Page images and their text
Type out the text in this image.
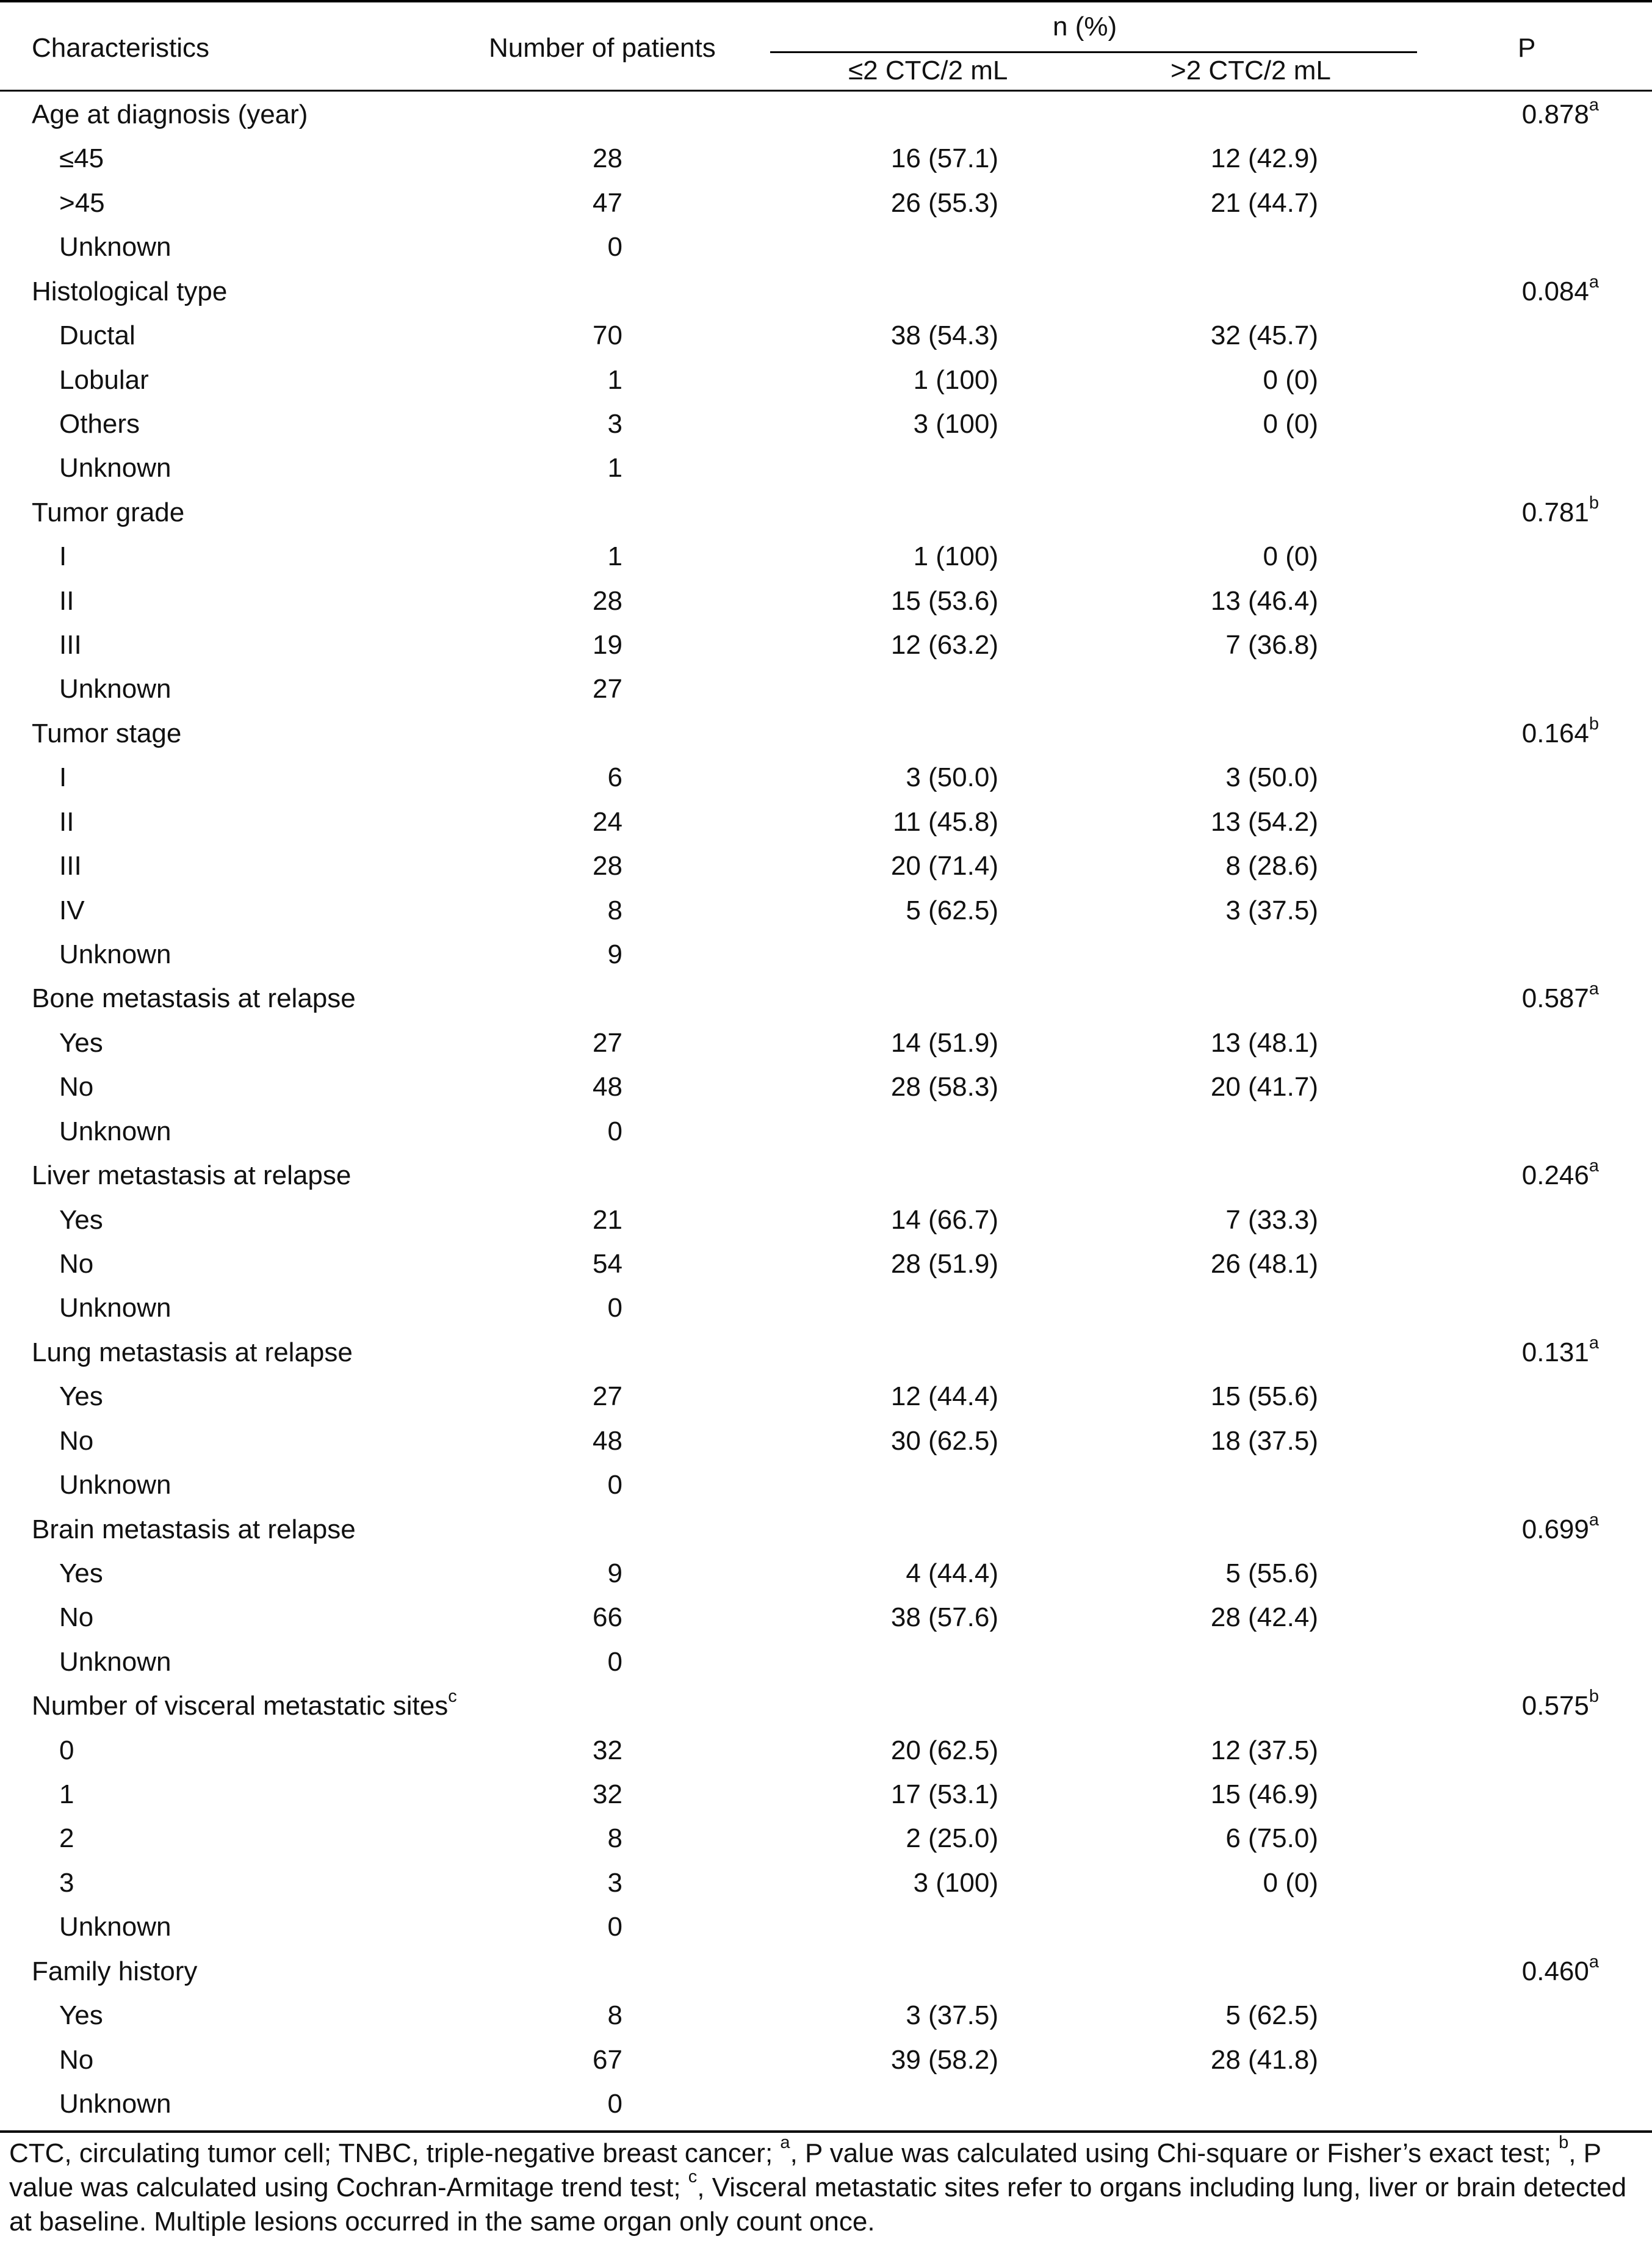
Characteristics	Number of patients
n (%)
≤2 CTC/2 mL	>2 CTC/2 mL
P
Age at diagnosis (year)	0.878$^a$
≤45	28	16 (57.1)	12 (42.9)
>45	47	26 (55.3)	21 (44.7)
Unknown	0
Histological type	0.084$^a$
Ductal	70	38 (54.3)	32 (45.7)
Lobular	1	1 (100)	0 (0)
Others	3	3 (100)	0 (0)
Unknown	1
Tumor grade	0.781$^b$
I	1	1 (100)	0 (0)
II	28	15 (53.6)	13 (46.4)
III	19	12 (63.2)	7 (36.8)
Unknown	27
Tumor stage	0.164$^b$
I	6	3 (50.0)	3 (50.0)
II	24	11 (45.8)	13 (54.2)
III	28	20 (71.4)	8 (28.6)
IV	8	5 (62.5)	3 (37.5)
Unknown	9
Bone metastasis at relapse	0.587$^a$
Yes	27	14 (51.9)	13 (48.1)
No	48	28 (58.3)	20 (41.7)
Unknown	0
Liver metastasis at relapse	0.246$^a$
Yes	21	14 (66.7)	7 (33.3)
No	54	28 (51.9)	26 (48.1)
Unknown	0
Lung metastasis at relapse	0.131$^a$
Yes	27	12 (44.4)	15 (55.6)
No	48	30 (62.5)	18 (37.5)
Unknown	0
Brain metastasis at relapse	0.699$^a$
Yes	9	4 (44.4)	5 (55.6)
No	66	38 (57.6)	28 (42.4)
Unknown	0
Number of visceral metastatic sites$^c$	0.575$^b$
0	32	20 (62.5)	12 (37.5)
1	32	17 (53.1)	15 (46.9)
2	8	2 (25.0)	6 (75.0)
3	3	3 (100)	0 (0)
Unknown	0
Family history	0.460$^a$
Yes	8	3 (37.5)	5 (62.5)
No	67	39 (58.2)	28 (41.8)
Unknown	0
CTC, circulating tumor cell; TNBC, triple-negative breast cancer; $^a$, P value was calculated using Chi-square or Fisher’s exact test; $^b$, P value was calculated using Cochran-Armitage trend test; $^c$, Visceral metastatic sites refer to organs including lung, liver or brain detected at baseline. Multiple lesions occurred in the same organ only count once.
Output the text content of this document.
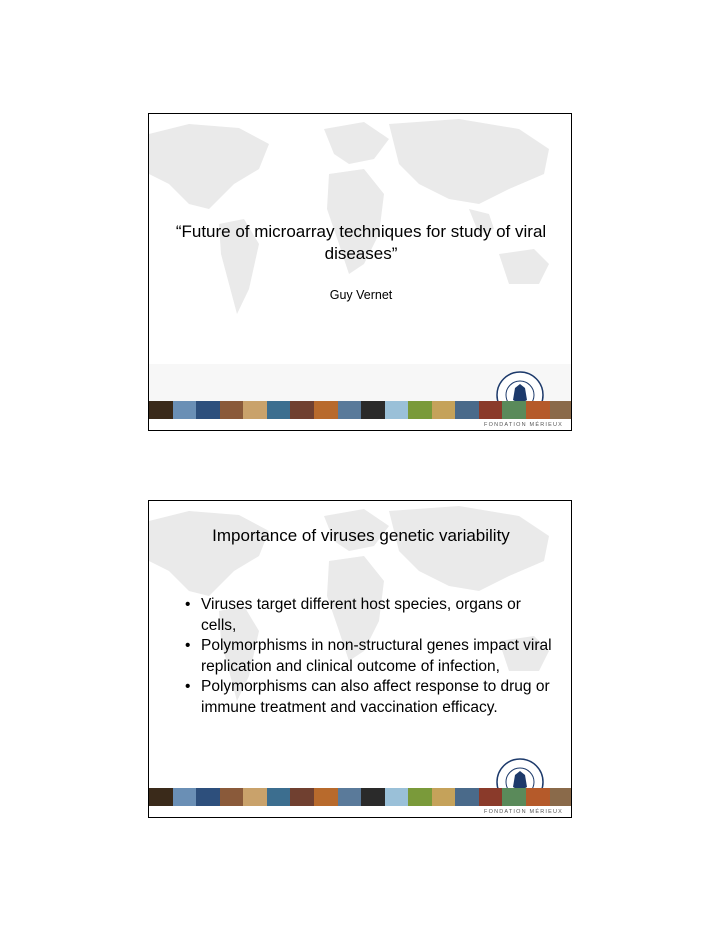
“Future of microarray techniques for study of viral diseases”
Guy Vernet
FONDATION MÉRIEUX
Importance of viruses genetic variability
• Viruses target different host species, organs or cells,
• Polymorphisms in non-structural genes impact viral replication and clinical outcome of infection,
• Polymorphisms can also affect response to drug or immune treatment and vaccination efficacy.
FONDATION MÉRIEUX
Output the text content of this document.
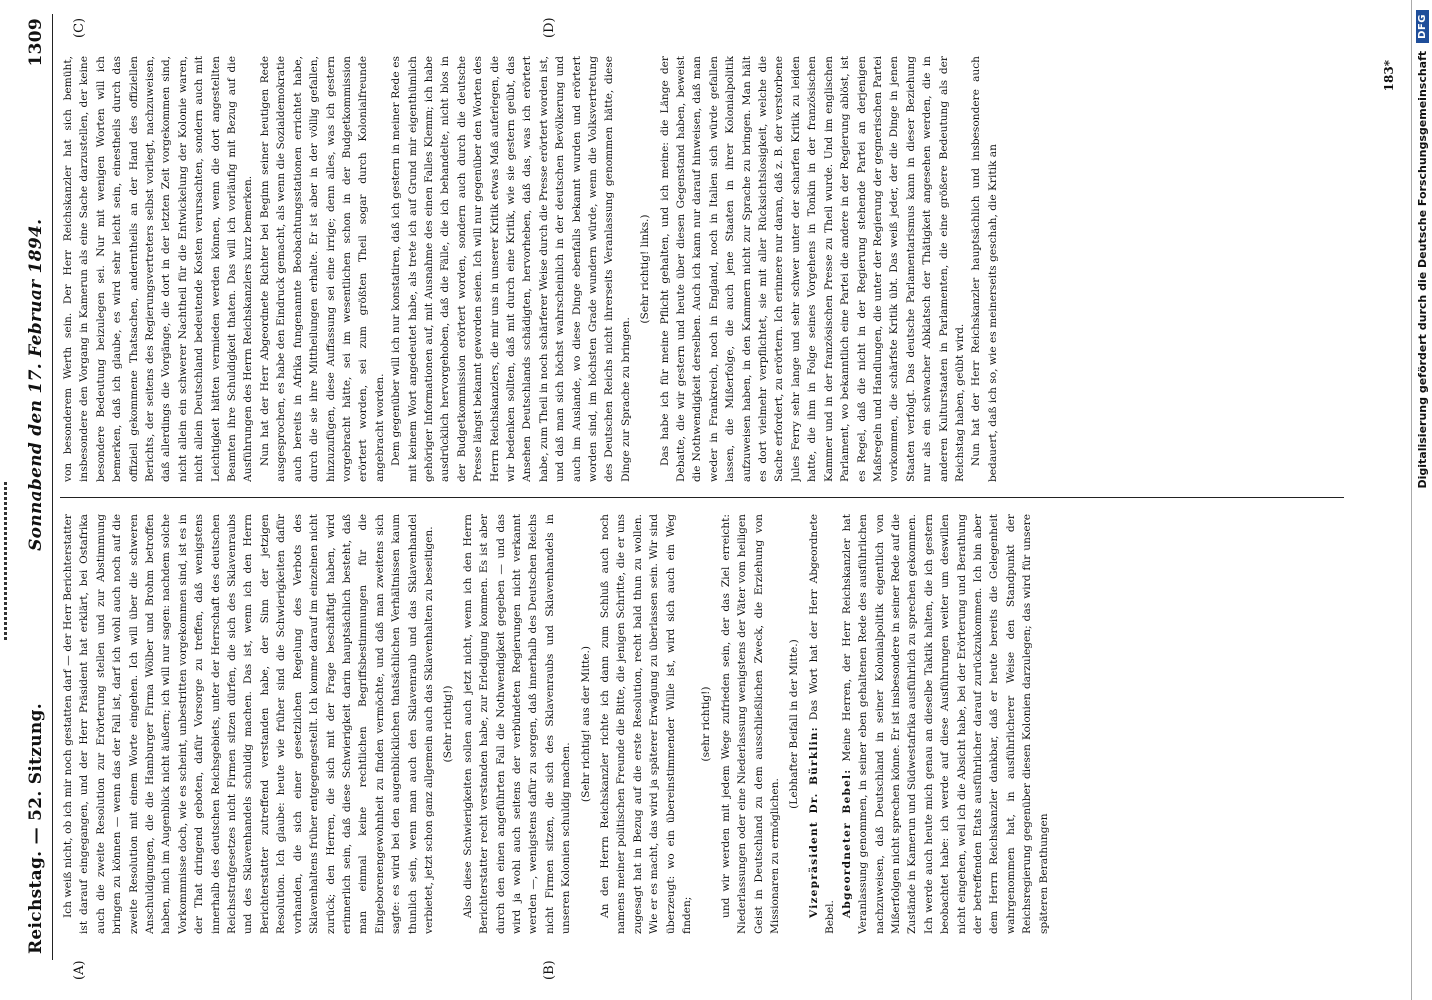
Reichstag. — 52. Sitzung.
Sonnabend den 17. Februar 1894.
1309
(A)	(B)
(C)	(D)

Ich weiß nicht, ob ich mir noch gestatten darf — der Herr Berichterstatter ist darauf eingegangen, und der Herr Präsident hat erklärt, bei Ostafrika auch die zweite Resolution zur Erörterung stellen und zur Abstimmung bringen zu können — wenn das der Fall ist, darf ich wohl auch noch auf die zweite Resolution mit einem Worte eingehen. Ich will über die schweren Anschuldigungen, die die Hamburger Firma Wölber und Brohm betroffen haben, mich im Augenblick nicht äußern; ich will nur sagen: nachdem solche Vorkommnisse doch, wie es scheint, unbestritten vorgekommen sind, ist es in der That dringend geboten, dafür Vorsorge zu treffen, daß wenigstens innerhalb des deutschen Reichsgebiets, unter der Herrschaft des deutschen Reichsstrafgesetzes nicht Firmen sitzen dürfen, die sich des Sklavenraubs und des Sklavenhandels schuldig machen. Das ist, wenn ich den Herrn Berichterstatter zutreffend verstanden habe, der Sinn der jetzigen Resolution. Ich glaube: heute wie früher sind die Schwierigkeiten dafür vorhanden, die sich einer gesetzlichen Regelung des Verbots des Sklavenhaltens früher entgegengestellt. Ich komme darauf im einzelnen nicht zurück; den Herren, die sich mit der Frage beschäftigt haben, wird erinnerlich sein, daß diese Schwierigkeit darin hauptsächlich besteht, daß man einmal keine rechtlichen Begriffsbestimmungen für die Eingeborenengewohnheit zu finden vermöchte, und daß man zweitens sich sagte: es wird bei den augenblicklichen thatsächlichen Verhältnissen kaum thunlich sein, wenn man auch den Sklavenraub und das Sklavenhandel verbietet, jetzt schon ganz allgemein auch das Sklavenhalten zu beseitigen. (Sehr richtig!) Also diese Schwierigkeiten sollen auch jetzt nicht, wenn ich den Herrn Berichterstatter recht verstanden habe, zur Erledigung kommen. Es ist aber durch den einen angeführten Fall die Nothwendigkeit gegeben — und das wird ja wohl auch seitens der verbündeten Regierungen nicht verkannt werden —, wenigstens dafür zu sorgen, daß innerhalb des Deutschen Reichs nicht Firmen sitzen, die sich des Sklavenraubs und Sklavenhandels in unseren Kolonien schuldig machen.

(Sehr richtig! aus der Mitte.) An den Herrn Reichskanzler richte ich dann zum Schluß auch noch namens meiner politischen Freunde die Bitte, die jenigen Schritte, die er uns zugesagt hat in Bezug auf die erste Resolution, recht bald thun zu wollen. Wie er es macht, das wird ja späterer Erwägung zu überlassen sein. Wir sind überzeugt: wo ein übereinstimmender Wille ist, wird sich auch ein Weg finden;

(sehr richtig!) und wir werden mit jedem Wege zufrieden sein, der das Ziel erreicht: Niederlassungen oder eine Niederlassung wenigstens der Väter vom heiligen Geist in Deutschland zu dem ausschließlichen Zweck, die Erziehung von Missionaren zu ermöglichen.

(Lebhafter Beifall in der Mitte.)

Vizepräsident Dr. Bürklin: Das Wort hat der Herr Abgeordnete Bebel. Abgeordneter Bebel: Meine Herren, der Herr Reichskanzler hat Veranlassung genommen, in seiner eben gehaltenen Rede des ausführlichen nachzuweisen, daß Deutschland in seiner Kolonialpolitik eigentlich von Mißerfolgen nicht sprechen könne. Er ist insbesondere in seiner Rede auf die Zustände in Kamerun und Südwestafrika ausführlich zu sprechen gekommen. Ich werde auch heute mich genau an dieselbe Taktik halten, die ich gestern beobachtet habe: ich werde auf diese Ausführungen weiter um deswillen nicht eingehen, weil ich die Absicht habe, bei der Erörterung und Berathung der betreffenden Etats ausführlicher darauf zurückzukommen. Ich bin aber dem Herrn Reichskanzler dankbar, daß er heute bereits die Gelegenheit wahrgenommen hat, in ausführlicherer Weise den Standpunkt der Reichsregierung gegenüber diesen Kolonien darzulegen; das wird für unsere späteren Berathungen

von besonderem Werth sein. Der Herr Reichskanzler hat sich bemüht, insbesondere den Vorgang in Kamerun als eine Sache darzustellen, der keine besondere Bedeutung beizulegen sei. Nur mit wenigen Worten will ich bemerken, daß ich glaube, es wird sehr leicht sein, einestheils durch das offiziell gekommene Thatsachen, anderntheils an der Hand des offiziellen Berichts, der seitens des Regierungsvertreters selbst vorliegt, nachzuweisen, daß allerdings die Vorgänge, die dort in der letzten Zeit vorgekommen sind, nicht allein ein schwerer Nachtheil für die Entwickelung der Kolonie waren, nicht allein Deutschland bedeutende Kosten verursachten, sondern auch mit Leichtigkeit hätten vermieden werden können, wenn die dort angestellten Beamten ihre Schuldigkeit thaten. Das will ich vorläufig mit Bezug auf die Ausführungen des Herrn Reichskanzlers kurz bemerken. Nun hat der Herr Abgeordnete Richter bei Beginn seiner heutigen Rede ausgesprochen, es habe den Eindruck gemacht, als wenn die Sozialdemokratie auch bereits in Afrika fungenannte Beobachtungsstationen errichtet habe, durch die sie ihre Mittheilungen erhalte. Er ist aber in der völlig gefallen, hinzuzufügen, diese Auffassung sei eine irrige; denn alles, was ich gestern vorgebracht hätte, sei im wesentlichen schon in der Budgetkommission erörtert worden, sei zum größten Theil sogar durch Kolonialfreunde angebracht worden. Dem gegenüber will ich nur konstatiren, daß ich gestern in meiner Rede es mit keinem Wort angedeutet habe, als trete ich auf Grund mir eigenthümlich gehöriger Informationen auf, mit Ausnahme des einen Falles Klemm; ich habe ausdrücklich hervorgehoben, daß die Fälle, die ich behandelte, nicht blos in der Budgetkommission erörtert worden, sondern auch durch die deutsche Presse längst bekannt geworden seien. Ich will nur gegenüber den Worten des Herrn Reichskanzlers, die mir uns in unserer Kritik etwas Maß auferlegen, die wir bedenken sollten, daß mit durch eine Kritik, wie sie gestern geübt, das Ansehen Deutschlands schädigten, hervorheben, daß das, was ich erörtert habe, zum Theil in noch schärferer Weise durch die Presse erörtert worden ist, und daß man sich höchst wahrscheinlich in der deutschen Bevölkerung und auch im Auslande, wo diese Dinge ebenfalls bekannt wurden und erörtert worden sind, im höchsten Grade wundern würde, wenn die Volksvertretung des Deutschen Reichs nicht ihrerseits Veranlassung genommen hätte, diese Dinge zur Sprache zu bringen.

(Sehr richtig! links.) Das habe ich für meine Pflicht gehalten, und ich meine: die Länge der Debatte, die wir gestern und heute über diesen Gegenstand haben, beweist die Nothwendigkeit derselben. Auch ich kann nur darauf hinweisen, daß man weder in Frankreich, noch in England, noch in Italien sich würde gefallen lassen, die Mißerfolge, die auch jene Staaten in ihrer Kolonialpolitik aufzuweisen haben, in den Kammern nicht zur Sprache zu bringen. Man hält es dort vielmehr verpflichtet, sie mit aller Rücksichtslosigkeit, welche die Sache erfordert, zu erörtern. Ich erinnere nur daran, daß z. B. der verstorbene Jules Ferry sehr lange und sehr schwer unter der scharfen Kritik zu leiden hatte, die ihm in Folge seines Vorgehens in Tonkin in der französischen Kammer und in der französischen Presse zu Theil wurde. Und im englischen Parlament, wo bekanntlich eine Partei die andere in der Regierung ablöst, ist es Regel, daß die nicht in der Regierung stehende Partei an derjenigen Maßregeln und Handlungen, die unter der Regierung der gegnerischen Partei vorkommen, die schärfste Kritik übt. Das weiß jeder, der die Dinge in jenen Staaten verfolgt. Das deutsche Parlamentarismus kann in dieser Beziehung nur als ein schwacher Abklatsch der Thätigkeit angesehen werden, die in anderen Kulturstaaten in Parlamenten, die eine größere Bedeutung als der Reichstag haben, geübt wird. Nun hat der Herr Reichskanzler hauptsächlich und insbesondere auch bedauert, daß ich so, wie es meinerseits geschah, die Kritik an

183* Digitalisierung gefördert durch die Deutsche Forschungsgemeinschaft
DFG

__EXERCISE DESCRIPTION__. Search the records for the word "metastasis", then list every line that has it.

__ANSWER BOX__.
Bone metastasis at relapse	0.587$^a$
Liver metastasis at relapse	0.246$^a$
Lung metastasis at relapse	0.131$^a$
Brain metastasis at relapse	0.699$^a$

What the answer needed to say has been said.